The input —

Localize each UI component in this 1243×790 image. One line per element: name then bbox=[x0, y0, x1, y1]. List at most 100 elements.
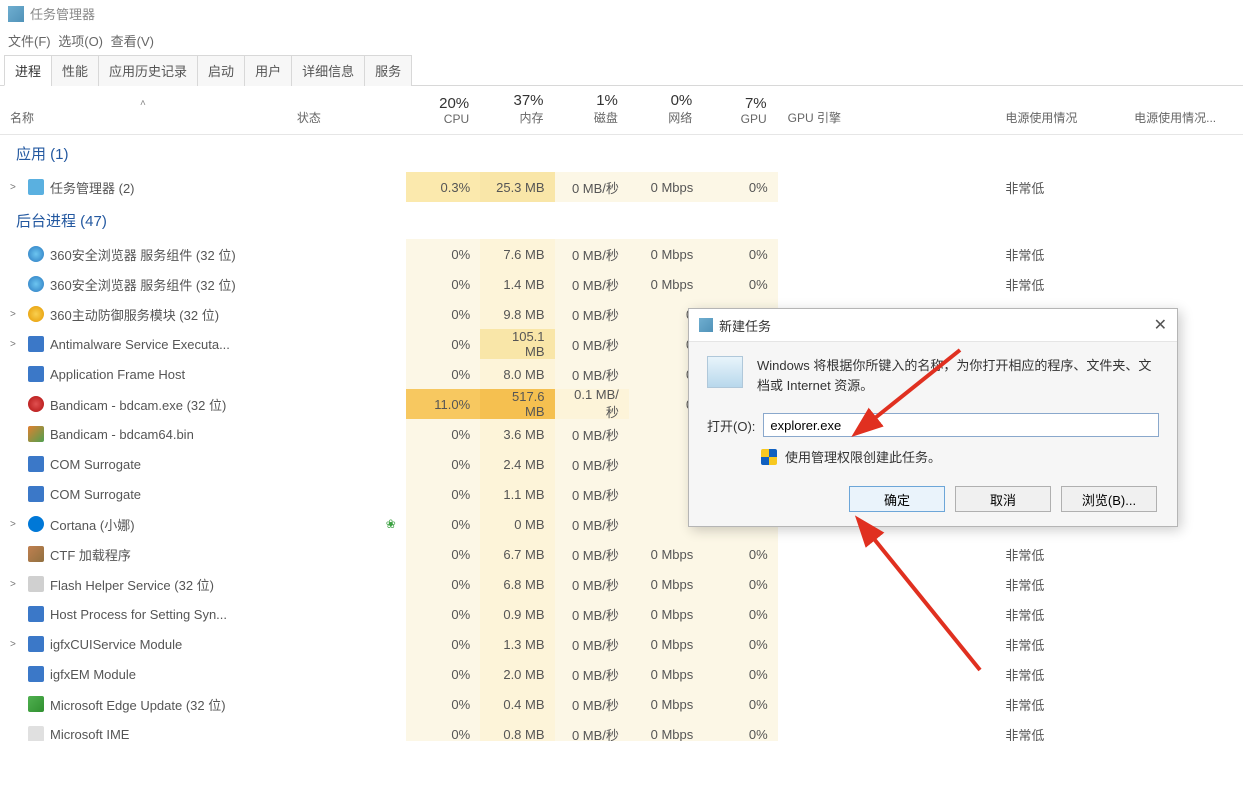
cpu-cell: 11.0% bbox=[406, 389, 480, 419]
header-gpu-engine[interactable]: GPU 引擎 bbox=[778, 86, 996, 134]
status-cell bbox=[287, 329, 406, 359]
process-name: Host Process for Setting Syn... bbox=[50, 607, 227, 622]
expand-icon[interactable]: > bbox=[10, 309, 22, 320]
table-row[interactable]: CTF 加载程序0%6.7 MB0 MB/秒0 Mbps0%非常低 bbox=[0, 539, 1243, 569]
dialog-titlebar[interactable]: 新建任务 ✕ bbox=[689, 309, 1177, 342]
disk-cell: 0 MB/秒 bbox=[555, 419, 629, 449]
tab-details[interactable]: 详细信息 bbox=[291, 55, 365, 86]
tab-services[interactable]: 服务 bbox=[364, 55, 412, 86]
header-name[interactable]: ˄ 名称 bbox=[0, 86, 287, 134]
header-power-trend[interactable]: 电源使用情况... bbox=[1124, 86, 1243, 134]
table-row[interactable]: >Flash Helper Service (32 位)0%6.8 MB0 MB… bbox=[0, 569, 1243, 599]
tab-app-history[interactable]: 应用历史记录 bbox=[98, 55, 198, 86]
header-net-label: 网络 bbox=[668, 109, 692, 126]
gpu-engine-cell bbox=[778, 269, 996, 299]
disk-cell: 0 MB/秒 bbox=[555, 509, 629, 539]
header-cpu-pct: 20% bbox=[439, 95, 469, 112]
header-disk[interactable]: 1% 磁盘 bbox=[555, 86, 629, 134]
gpu-engine-cell bbox=[778, 539, 996, 569]
process-name-cell: >igfxCUIService Module bbox=[0, 629, 287, 659]
tab-performance[interactable]: 性能 bbox=[51, 55, 99, 86]
cpu-cell: 0% bbox=[406, 629, 480, 659]
process-icon bbox=[28, 486, 44, 502]
network-cell: 0 Mbps bbox=[629, 629, 703, 659]
process-icon bbox=[28, 516, 44, 532]
gpu-cell: 0% bbox=[703, 172, 777, 202]
memory-cell: 8.0 MB bbox=[480, 359, 554, 389]
cancel-button[interactable]: 取消 bbox=[955, 486, 1051, 512]
cpu-cell: 0% bbox=[406, 539, 480, 569]
process-name: Bandicam - bdcam64.bin bbox=[50, 427, 194, 442]
memory-cell: 517.6 MB bbox=[480, 389, 554, 419]
cpu-cell: 0% bbox=[406, 479, 480, 509]
power-cell: 非常低 bbox=[995, 539, 1124, 569]
gpu-engine-cell bbox=[778, 599, 996, 629]
header-disk-label: 磁盘 bbox=[594, 109, 618, 126]
expand-icon[interactable]: > bbox=[10, 339, 22, 350]
gpu-cell: 0% bbox=[703, 629, 777, 659]
process-icon bbox=[28, 606, 44, 622]
process-name: Cortana (小娜) bbox=[50, 515, 135, 534]
header-network[interactable]: 0% 网络 bbox=[629, 86, 703, 134]
process-name-cell: COM Surrogate bbox=[0, 479, 287, 509]
network-cell: 0 Mbps bbox=[629, 539, 703, 569]
header-mem-label: 内存 bbox=[520, 109, 544, 126]
menu-file[interactable]: 文件(F) bbox=[8, 34, 51, 49]
tab-processes[interactable]: 进程 bbox=[4, 55, 52, 86]
table-row[interactable]: igfxEM Module0%2.0 MB0 MB/秒0 Mbps0%非常低 bbox=[0, 659, 1243, 689]
power-trend-cell bbox=[1124, 172, 1243, 202]
tab-startup[interactable]: 启动 bbox=[197, 55, 245, 86]
expand-icon[interactable]: > bbox=[10, 639, 22, 650]
power-trend-cell bbox=[1124, 659, 1243, 689]
header-memory[interactable]: 37% 内存 bbox=[480, 86, 554, 134]
menu-options[interactable]: 选项(O) bbox=[58, 34, 103, 49]
status-cell bbox=[287, 359, 406, 389]
header-cpu[interactable]: 20% CPU bbox=[406, 86, 480, 134]
table-row[interactable]: Host Process for Setting Syn...0%0.9 MB0… bbox=[0, 599, 1243, 629]
table-row[interactable]: >igfxCUIService Module0%1.3 MB0 MB/秒0 Mb… bbox=[0, 629, 1243, 659]
table-row[interactable]: Microsoft Edge Update (32 位)0%0.4 MB0 MB… bbox=[0, 689, 1243, 719]
tabs: 进程 性能 应用历史记录 启动 用户 详细信息 服务 bbox=[0, 54, 1243, 86]
header-power[interactable]: 电源使用情况 bbox=[995, 86, 1124, 134]
browse-button[interactable]: 浏览(B)... bbox=[1061, 486, 1157, 512]
network-cell: 0 Mbps bbox=[629, 659, 703, 689]
disk-cell: 0 MB/秒 bbox=[555, 659, 629, 689]
close-icon[interactable]: ✕ bbox=[1154, 315, 1167, 335]
memory-cell: 1.1 MB bbox=[480, 479, 554, 509]
memory-cell: 3.6 MB bbox=[480, 419, 554, 449]
process-name-cell: Bandicam - bdcam.exe (32 位) bbox=[0, 389, 287, 419]
menu-view[interactable]: 查看(V) bbox=[111, 34, 154, 49]
table-row[interactable]: Microsoft IME0%0.8 MB0 MB/秒0 Mbps0%非常低 bbox=[0, 719, 1243, 741]
expand-icon[interactable]: > bbox=[10, 519, 22, 530]
cpu-cell: 0% bbox=[406, 269, 480, 299]
header-status-label: 状态 bbox=[297, 109, 395, 126]
header-status[interactable]: 状态 bbox=[287, 86, 406, 134]
group-background[interactable]: 后台进程 (47) bbox=[0, 202, 1243, 239]
disk-cell: 0 MB/秒 bbox=[555, 269, 629, 299]
process-name: Microsoft Edge Update (32 位) bbox=[50, 695, 226, 714]
group-apps[interactable]: 应用 (1) bbox=[0, 135, 1243, 172]
cpu-cell: 0% bbox=[406, 569, 480, 599]
process-icon bbox=[28, 546, 44, 562]
leaf-icon: ❀ bbox=[386, 517, 396, 531]
cpu-cell: 0% bbox=[406, 599, 480, 629]
process-name-cell: igfxEM Module bbox=[0, 659, 287, 689]
status-cell bbox=[287, 299, 406, 329]
expand-icon[interactable]: > bbox=[10, 182, 22, 193]
table-row[interactable]: 360安全浏览器 服务组件 (32 位)0%1.4 MB0 MB/秒0 Mbps… bbox=[0, 269, 1243, 299]
gpu-cell: 0% bbox=[703, 719, 777, 741]
power-cell: 非常低 bbox=[995, 659, 1124, 689]
power-cell: 非常低 bbox=[995, 569, 1124, 599]
table-row[interactable]: >任务管理器 (2)0.3%25.3 MB0 MB/秒0 Mbps0%非常低 bbox=[0, 172, 1243, 202]
open-input[interactable] bbox=[763, 413, 1159, 437]
dialog-title: 新建任务 bbox=[719, 316, 771, 335]
expand-icon[interactable]: > bbox=[10, 579, 22, 590]
power-cell: 非常低 bbox=[995, 172, 1124, 202]
ok-button[interactable]: 确定 bbox=[849, 486, 945, 512]
header-gpu[interactable]: 7% GPU bbox=[703, 86, 777, 134]
table-row[interactable]: 360安全浏览器 服务组件 (32 位)0%7.6 MB0 MB/秒0 Mbps… bbox=[0, 239, 1243, 269]
disk-cell: 0 MB/秒 bbox=[555, 479, 629, 509]
tab-users[interactable]: 用户 bbox=[244, 55, 292, 86]
cpu-cell: 0% bbox=[406, 359, 480, 389]
process-name-cell: 360安全浏览器 服务组件 (32 位) bbox=[0, 239, 287, 269]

Written exercise —
Update the items in the stretch from "cpu-cell: 11.0% bbox=[406, 389, 480, 419]" through "expand-icon[interactable]: > bbox=[10, 309, 22, 320]", replacing "status-cell" with "state-cell" and leaving everything else in those lines unchanged.

Solution for this problem —
cpu-cell: 11.0% bbox=[406, 389, 480, 419]
header-gpu-engine[interactable]: GPU 引擎 bbox=[778, 86, 996, 134]
state-cell bbox=[287, 329, 406, 359]
process-name: Host Process for Setting Syn... bbox=[50, 607, 227, 622]
expand-icon[interactable]: > bbox=[10, 309, 22, 320]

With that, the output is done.